◆ **Data section**:
§

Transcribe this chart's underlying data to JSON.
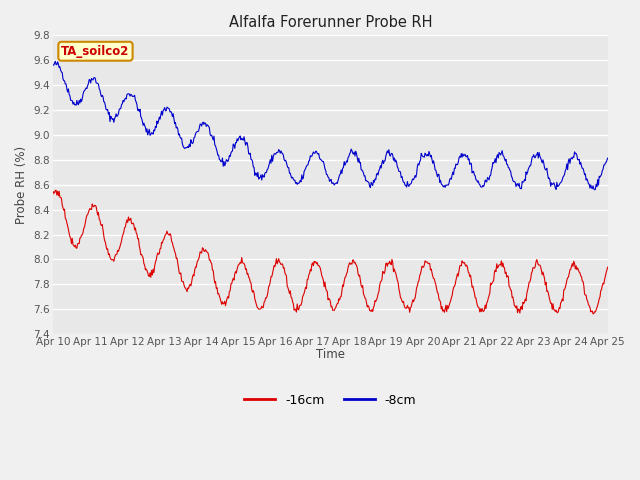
{
  "title": "Alfalfa Forerunner Probe RH",
  "ylabel": "Probe RH (%)",
  "xlabel": "Time",
  "ylim": [
    7.4,
    9.8
  ],
  "fig_bg_color": "#f0f0f0",
  "plot_bg_color": "#e8e8e8",
  "grid_color": "#ffffff",
  "annotation_text": "TA_soilco2",
  "annotation_bg": "#ffffcc",
  "annotation_border": "#cc8800",
  "annotation_text_color": "#cc0000",
  "series_16cm_color": "#dd0000",
  "series_8cm_color": "#0000cc",
  "legend_16cm": "-16cm",
  "legend_8cm": "-8cm",
  "xtick_labels": [
    "Apr 10",
    "Apr 11",
    "Apr 12",
    "Apr 13",
    "Apr 14",
    "Apr 15",
    "Apr 16",
    "Apr 17",
    "Apr 18",
    "Apr 19",
    "Apr 20",
    "Apr 21",
    "Apr 22",
    "Apr 23",
    "Apr 24",
    "Apr 25"
  ],
  "ytick_labels": [
    "7.4",
    "7.6",
    "7.8",
    "8.0",
    "8.2",
    "8.4",
    "8.6",
    "8.8",
    "9.0",
    "9.2",
    "9.4",
    "9.6",
    "9.8"
  ],
  "total_days": 15,
  "points_per_day": 48
}
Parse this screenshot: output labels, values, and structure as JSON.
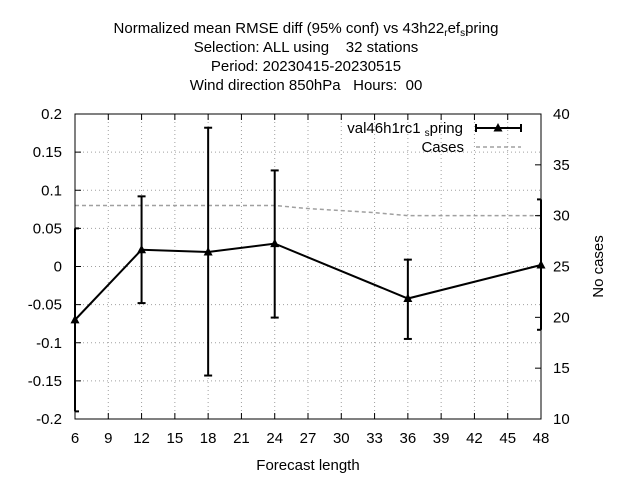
{
  "chart_data": {
    "type": "line",
    "title_lines": [
      {
        "main": "Normalized mean RMSE diff (95% conf) vs 43h22",
        "sub1": "r",
        "mid": "ef",
        "sub2": "s",
        "tail": "pring"
      },
      {
        "text": "Selection: ALL using    32 stations"
      },
      {
        "text": "Period: 20230415-20230515"
      },
      {
        "text": "Wind direction 850hPa   Hours:  00"
      }
    ],
    "xlabel": "Forecast length",
    "ylabel_right": "No cases",
    "xlim": [
      6,
      48
    ],
    "ylim": [
      -0.2,
      0.2
    ],
    "y2lim": [
      10,
      40
    ],
    "x_ticks": [
      "6",
      "9",
      "12",
      "15",
      "18",
      "21",
      "24",
      "27",
      "30",
      "33",
      "36",
      "39",
      "42",
      "45",
      "48"
    ],
    "y_ticks": [
      "0.2",
      "0.15",
      "0.1",
      "0.05",
      "0",
      "-0.05",
      "-0.1",
      "-0.15",
      "-0.2"
    ],
    "y2_ticks": [
      "40",
      "35",
      "30",
      "25",
      "20",
      "15",
      "10"
    ],
    "legend_position": "top-right",
    "grid": true,
    "series": [
      {
        "name": "val46h1rc1",
        "name_sub": "s",
        "name_tail": "pring",
        "color": "#000000",
        "axis": "left",
        "style": "line-triangle-errorbars",
        "x": [
          6,
          12,
          18,
          24,
          36,
          48
        ],
        "y": [
          -0.07,
          0.022,
          0.019,
          0.03,
          -0.042,
          0.002
        ],
        "err_low": [
          -0.19,
          -0.048,
          -0.143,
          -0.067,
          -0.095,
          -0.083
        ],
        "err_high": [
          0.05,
          0.092,
          0.182,
          0.126,
          0.009,
          0.088
        ]
      },
      {
        "name": "Cases",
        "color": "#a0a0a0",
        "axis": "right",
        "style": "dashed",
        "x": [
          6,
          12,
          18,
          24,
          27,
          30,
          33,
          36,
          39,
          42,
          45,
          48
        ],
        "y": [
          31,
          31,
          31,
          31,
          30.7,
          30.5,
          30.3,
          30,
          30,
          30,
          30,
          30
        ]
      }
    ]
  }
}
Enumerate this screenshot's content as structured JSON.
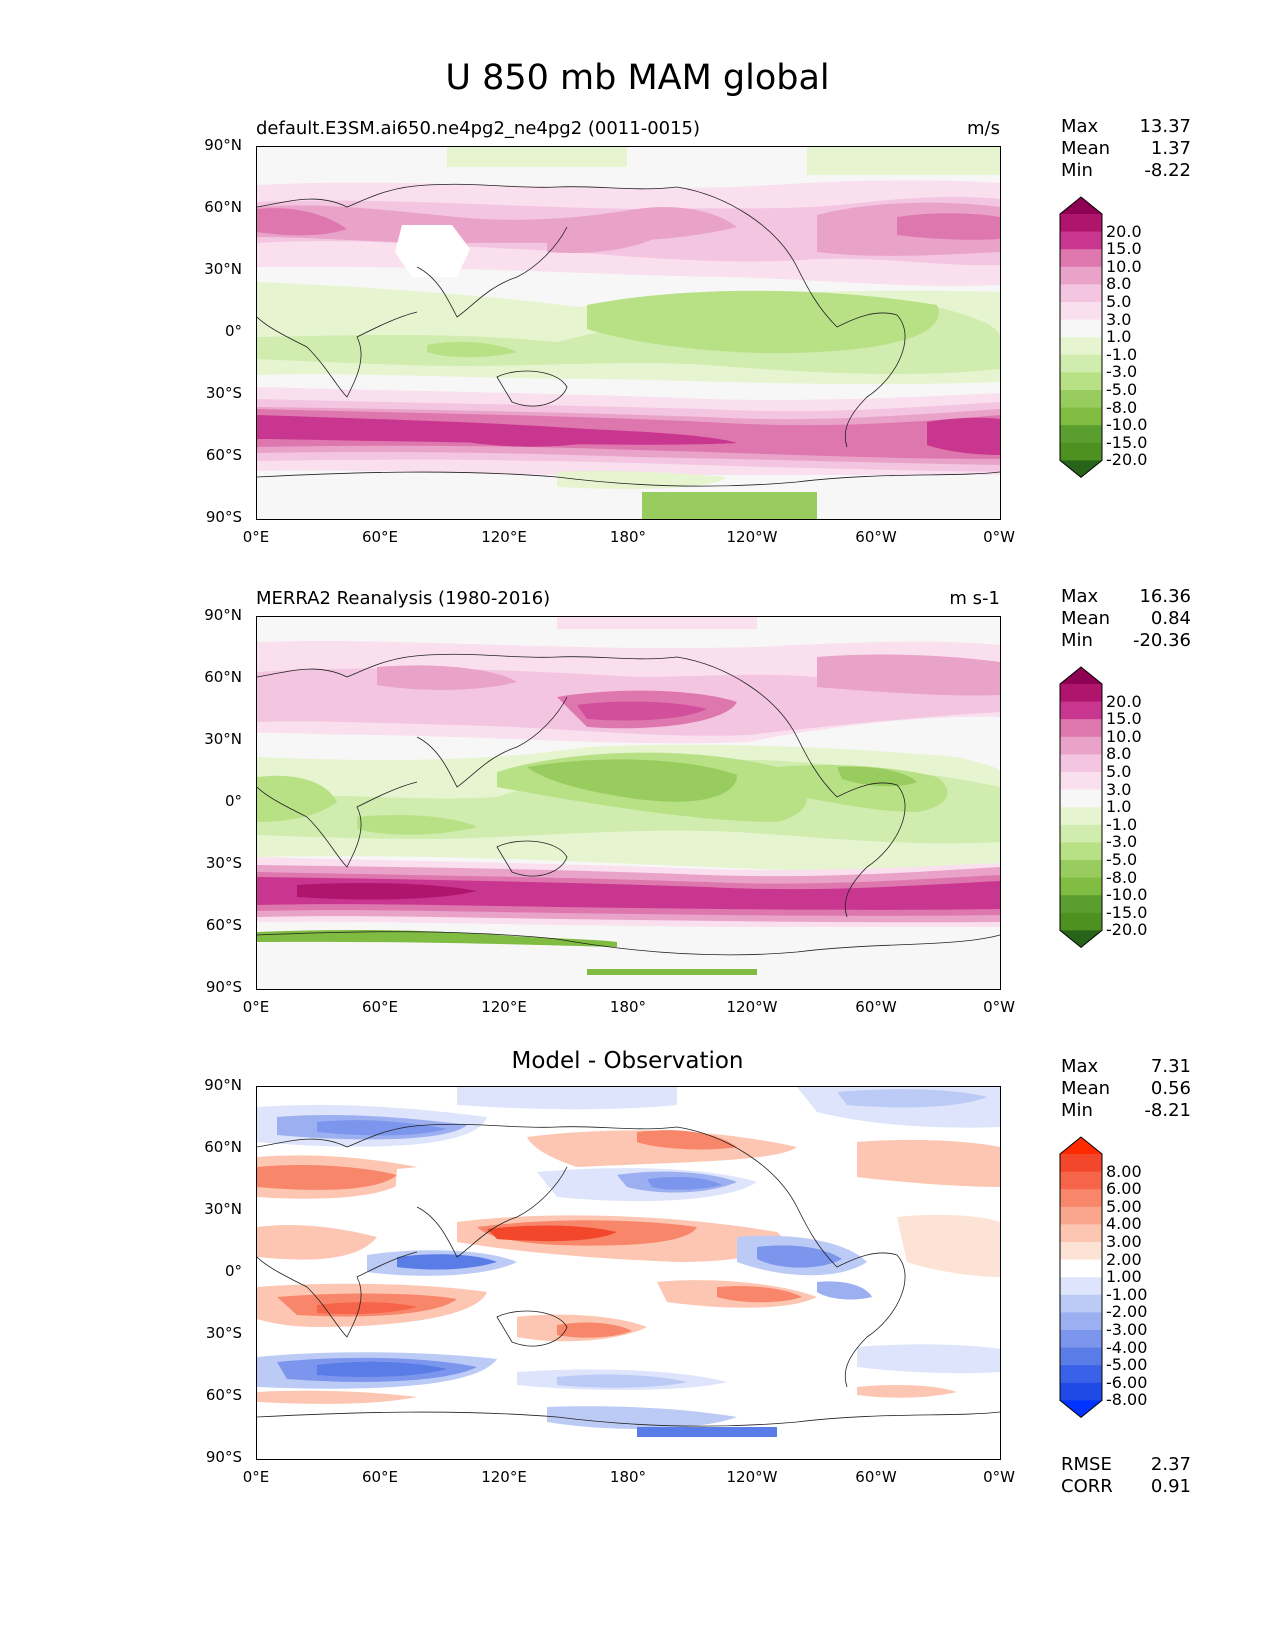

§

◆ **Job**: From start to finish, output the listing exactly, but omit its pictures.

◆ **Response to this task**:
Transcribe this chart's underlying data to JSON.
{
  "title": "Alfalfa Forerunner Probe RH",
  "ylabel": "Probe RH (%)",
  "xlabel": "Time",
  "ylim": [
    7.4,
    9.8
  ],
  "fig_bg_color": "#f0f0f0",
  "plot_bg_color": "#e8e8e8",
  "grid_color": "#ffffff",
  "annotation_text": "TA_soilco2",
  "annotation_bg": "#ffffcc",
  "annotation_border": "#cc8800",
  "annotation_text_color": "#cc0000",
  "series_16cm_color": "#dd0000",
  "series_8cm_color": "#0000cc",
  "legend_16cm": "-16cm",
  "legend_8cm": "-8cm",
  "xtick_labels": [
    "Apr 10",
    "Apr 11",
    "Apr 12",
    "Apr 13",
    "Apr 14",
    "Apr 15",
    "Apr 16",
    "Apr 17",
    "Apr 18",
    "Apr 19",
    "Apr 20",
    "Apr 21",
    "Apr 22",
    "Apr 23",
    "Apr 24",
    "Apr 25"
  ],
  "ytick_labels": [
    "7.4",
    "7.6",
    "7.8",
    "8.0",
    "8.2",
    "8.4",
    "8.6",
    "8.8",
    "9.0",
    "9.2",
    "9.4",
    "9.6",
    "9.8"
  ],
  "total_days": 15,
  "points_per_day": 48
}
Parse this screenshot: output labels, values, and structure as JSON.
{
  "chart_data": {
    "type": "line",
    "title_lines": [
      {
        "main": "Normalized mean RMSE diff (95% conf) vs 43h22",
        "sub1": "r",
        "mid": "ef",
        "sub2": "s",
        "tail": "pring"
      },
      {
        "text": "Selection: ALL using    32 stations"
      },
      {
        "text": "Period: 20230415-20230515"
      },
      {
        "text": "Wind direction 850hPa   Hours:  00"
      }
    ],
    "xlabel": "Forecast length",
    "ylabel_right": "No cases",
    "xlim": [
      6,
      48
    ],
    "ylim": [
      -0.2,
      0.2
    ],
    "y2lim": [
      10,
      40
    ],
    "x_ticks": [
      "6",
      "9",
      "12",
      "15",
      "18",
      "21",
      "24",
      "27",
      "30",
      "33",
      "36",
      "39",
      "42",
      "45",
      "48"
    ],
    "y_ticks": [
      "0.2",
      "0.15",
      "0.1",
      "0.05",
      "0",
      "-0.05",
      "-0.1",
      "-0.15",
      "-0.2"
    ],
    "y2_ticks": [
      "40",
      "35",
      "30",
      "25",
      "20",
      "15",
      "10"
    ],
    "legend_position": "top-right",
    "grid": true,
    "series": [
      {
        "name": "val46h1rc1",
        "name_sub": "s",
        "name_tail": "pring",
        "color": "#000000",
        "axis": "left",
        "style": "line-triangle-errorbars",
        "x": [
          6,
          12,
          18,
          24,
          36,
          48
        ],
        "y": [
          -0.07,
          0.022,
          0.019,
          0.03,
          -0.042,
          0.002
        ],
        "err_low": [
          -0.19,
          -0.048,
          -0.143,
          -0.067,
          -0.095,
          -0.083
        ],
        "err_high": [
          0.05,
          0.092,
          0.182,
          0.126,
          0.009,
          0.088
        ]
      },
      {
        "name": "Cases",
        "color": "#a0a0a0",
        "axis": "right",
        "style": "dashed",
        "x": [
          6,
          12,
          18,
          24,
          27,
          30,
          33,
          36,
          39,
          42,
          45,
          48
        ],
        "y": [
          31,
          31,
          31,
          31,
          30.7,
          30.5,
          30.3,
          30,
          30,
          30,
          30,
          30
        ]
      }
    ]
  }
}
Enumerate this screenshot's content as structured JSON.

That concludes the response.